PROBLEM TO SOLVE:
Write out every entry precisely as given, leaving the pictures out.

Records from a data source:
━━━━

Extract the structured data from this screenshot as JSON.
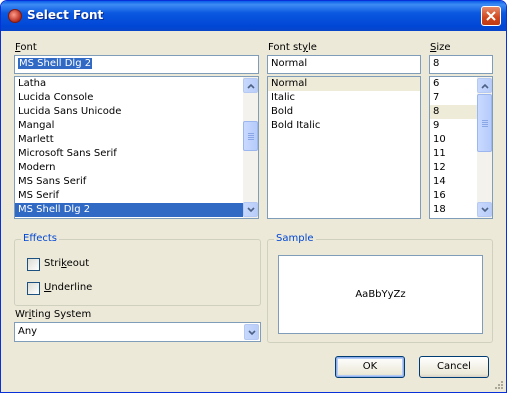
{
  "window": {
    "title": "Select Font",
    "icon": "app-icon",
    "close_icon": "close-icon"
  },
  "font": {
    "label_first": "F",
    "label_rest": "ont",
    "value": "MS Shell Dlg 2",
    "items": [
      "Latha",
      "Lucida Console",
      "Lucida Sans Unicode",
      "Mangal",
      "Marlett",
      "Microsoft Sans Serif",
      "Modern",
      "MS Sans Serif",
      "MS Serif",
      "MS Shell Dlg 2"
    ],
    "selected_index": 9
  },
  "style": {
    "label_first": "Font st",
    "label_ul": "y",
    "label_rest": "le",
    "value": "Normal",
    "items": [
      "Normal",
      "Italic",
      "Bold",
      "Bold Italic"
    ],
    "selected_index": 0
  },
  "size": {
    "label_first": "",
    "label_ul": "S",
    "label_rest": "ize",
    "value": "8",
    "items": [
      "6",
      "7",
      "8",
      "9",
      "10",
      "11",
      "12",
      "14",
      "16",
      "18"
    ],
    "selected_index": 2
  },
  "effects": {
    "title": "Effects",
    "strikeout": {
      "pre": "Stri",
      "ul": "k",
      "post": "eout",
      "checked": false
    },
    "underline": {
      "pre": "",
      "ul": "U",
      "post": "nderline",
      "checked": false
    }
  },
  "sample": {
    "title": "Sample",
    "text": "AaBbYyZz"
  },
  "writing_system": {
    "label_pre": "Wr",
    "label_ul": "i",
    "label_post": "ting System",
    "value": "Any"
  },
  "buttons": {
    "ok": "OK",
    "cancel": "Cancel"
  },
  "colors": {
    "title_bar": "#0046d5",
    "selection": "#316ac5",
    "group_title": "#0046d5",
    "face": "#ece9d8"
  }
}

━━━━

COMPLETED TASK:
Extract the structured data from this screenshot as JSON.
{
  "window": {
    "title": "Select Font",
    "icon": "app-icon",
    "close_icon": "close-icon"
  },
  "font": {
    "label_first": "F",
    "label_rest": "ont",
    "value": "MS Shell Dlg 2",
    "items": [
      "Latha",
      "Lucida Console",
      "Lucida Sans Unicode",
      "Mangal",
      "Marlett",
      "Microsoft Sans Serif",
      "Modern",
      "MS Sans Serif",
      "MS Serif",
      "MS Shell Dlg 2"
    ],
    "selected_index": 9
  },
  "style": {
    "label_first": "Font st",
    "label_ul": "y",
    "label_rest": "le",
    "value": "Normal",
    "items": [
      "Normal",
      "Italic",
      "Bold",
      "Bold Italic"
    ],
    "selected_index": 0
  },
  "size": {
    "label_first": "",
    "label_ul": "S",
    "label_rest": "ize",
    "value": "8",
    "items": [
      "6",
      "7",
      "8",
      "9",
      "10",
      "11",
      "12",
      "14",
      "16",
      "18"
    ],
    "selected_index": 2
  },
  "effects": {
    "title": "Effects",
    "strikeout": {
      "pre": "Stri",
      "ul": "k",
      "post": "eout",
      "checked": false
    },
    "underline": {
      "pre": "",
      "ul": "U",
      "post": "nderline",
      "checked": false
    }
  },
  "sample": {
    "title": "Sample",
    "text": "AaBbYyZz"
  },
  "writing_system": {
    "label_pre": "Wr",
    "label_ul": "i",
    "label_post": "ting System",
    "value": "Any"
  },
  "buttons": {
    "ok": "OK",
    "cancel": "Cancel"
  },
  "colors": {
    "title_bar": "#0046d5",
    "selection": "#316ac5",
    "group_title": "#0046d5",
    "face": "#ece9d8"
  }
}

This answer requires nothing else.